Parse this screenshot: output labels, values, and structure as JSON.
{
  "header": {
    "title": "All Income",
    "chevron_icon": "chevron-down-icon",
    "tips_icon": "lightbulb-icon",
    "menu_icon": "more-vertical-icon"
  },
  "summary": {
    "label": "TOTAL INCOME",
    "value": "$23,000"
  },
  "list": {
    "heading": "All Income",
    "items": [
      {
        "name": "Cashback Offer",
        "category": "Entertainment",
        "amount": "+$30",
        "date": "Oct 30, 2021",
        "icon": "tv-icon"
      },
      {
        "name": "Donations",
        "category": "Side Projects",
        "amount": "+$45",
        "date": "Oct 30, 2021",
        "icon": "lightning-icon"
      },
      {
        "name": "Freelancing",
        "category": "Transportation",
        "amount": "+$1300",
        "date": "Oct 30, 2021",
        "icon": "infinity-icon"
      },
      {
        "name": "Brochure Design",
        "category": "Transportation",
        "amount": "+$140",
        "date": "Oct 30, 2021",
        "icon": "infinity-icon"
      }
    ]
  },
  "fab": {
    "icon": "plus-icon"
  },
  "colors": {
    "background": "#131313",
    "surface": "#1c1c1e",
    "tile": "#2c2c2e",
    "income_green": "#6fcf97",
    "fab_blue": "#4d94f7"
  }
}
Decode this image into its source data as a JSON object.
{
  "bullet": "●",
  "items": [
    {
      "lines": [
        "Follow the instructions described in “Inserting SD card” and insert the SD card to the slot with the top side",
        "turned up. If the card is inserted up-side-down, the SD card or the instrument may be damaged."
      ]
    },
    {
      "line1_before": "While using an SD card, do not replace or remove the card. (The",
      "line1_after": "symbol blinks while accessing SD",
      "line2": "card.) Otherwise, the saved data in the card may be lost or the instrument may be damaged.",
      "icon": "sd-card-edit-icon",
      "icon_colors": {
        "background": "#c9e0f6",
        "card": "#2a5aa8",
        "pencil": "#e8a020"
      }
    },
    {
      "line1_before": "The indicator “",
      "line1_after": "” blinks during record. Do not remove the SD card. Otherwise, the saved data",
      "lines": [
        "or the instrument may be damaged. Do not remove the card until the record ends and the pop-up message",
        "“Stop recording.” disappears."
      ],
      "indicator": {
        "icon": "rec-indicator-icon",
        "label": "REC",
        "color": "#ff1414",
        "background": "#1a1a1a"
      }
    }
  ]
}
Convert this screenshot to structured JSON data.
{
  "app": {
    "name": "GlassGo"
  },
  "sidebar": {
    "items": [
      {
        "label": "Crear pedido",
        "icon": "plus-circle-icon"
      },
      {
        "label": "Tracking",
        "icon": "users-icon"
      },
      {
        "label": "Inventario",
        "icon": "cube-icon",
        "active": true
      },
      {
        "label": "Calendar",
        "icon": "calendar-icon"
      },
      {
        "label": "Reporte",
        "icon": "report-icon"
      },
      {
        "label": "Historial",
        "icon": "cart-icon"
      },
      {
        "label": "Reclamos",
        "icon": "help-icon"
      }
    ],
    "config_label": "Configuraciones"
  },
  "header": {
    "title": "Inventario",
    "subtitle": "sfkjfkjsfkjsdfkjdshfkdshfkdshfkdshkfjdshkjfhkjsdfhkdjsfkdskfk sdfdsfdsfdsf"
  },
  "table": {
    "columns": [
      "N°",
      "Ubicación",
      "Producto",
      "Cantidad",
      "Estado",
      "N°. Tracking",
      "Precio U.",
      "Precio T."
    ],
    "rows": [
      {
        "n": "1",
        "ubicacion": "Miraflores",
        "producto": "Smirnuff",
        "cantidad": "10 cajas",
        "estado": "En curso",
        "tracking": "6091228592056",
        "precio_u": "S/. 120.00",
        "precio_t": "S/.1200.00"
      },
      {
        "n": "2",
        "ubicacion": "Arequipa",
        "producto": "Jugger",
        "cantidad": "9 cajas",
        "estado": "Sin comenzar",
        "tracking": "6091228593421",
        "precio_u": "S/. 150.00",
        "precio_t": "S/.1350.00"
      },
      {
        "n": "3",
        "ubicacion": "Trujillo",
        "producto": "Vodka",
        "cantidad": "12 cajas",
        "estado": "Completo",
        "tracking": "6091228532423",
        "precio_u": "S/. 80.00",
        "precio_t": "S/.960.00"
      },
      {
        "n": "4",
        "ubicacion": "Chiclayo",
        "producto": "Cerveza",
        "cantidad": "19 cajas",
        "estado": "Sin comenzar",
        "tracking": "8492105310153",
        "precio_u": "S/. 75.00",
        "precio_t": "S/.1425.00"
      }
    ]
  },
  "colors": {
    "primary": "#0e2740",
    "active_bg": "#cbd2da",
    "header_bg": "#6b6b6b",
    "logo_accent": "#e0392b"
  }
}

────────────────────────────────────────

Check each line of the data above for the string "amount", then report how many lines have it, with no other words.

# TASK SOLUTION
4